Passage given:
# Be carful bidding on ebay.



## ChuckTheButcher (Nov 21, 2013)

I was just on ebay and tried to bid $400 on a ps4 game system with 10 min left. I accidentally bid $4,000. It went for almost $700 with shipping. Now I'm stuck with it. I haven't played a video game in years.


----------



## JohnnyChance (Nov 21, 2013)

Well it looks like youll be playing some now!


----------



## Chef Niloc (Nov 21, 2013)

ChuckTheButcher said:


> I was just on ebay and tried to bid $400 on a ps4 game system with 10 min left. I accidentally bid $4,000. It went for almost $700 with shipping. Now I'm stuck with it. I haven't played a video game in years.



Why bid on a game console if you don't play games?


----------



## knyfeknerd (Nov 21, 2013)

Sweet!
Video Games Rule!
I haven't played in years either. 
You shoulda waited for the new XBox though!


----------



## sachem allison (Nov 21, 2013)

ebay does allow for mistakes, just talk to their dispute dept and let them know what happened, They may cancel this transaction. Tell them you where confused by this new fangled thing called the internet.


----------



## Von blewitt (Nov 21, 2013)

Provided material:

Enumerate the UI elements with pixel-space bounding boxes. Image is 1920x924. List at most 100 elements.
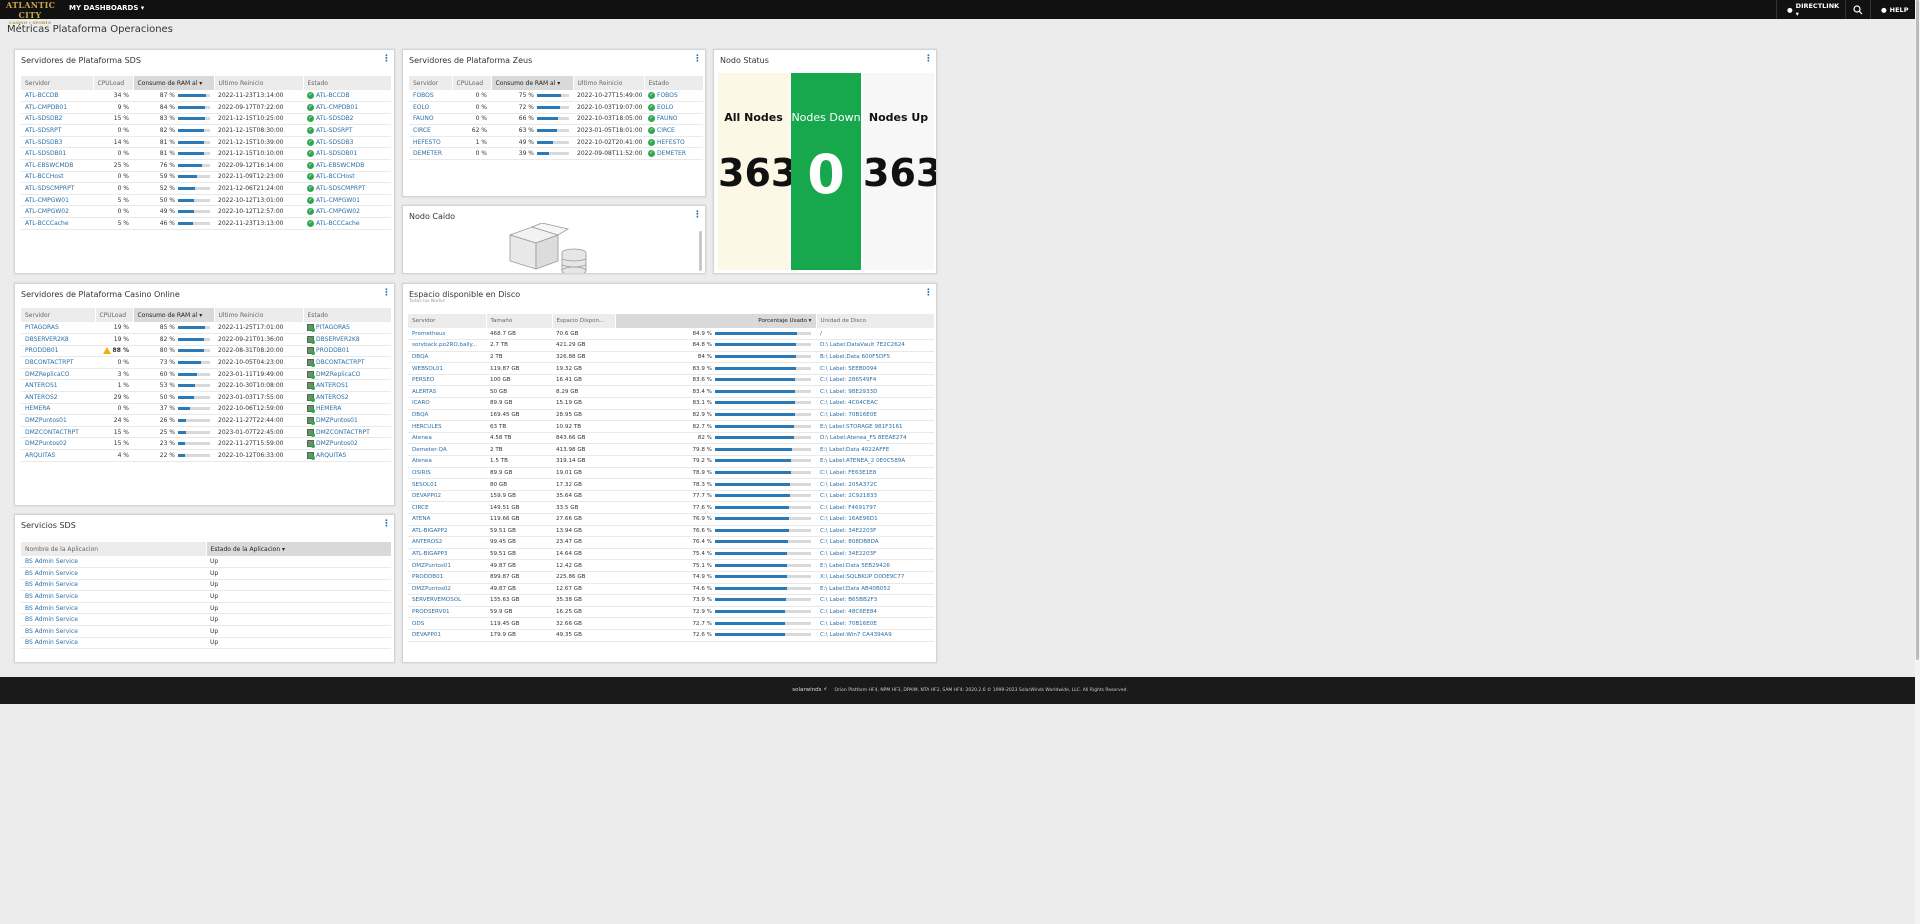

Task objective:
List each distinct dollar amount that appears in the eBay bidding thread above.

Final result:
$400, $4,000, $700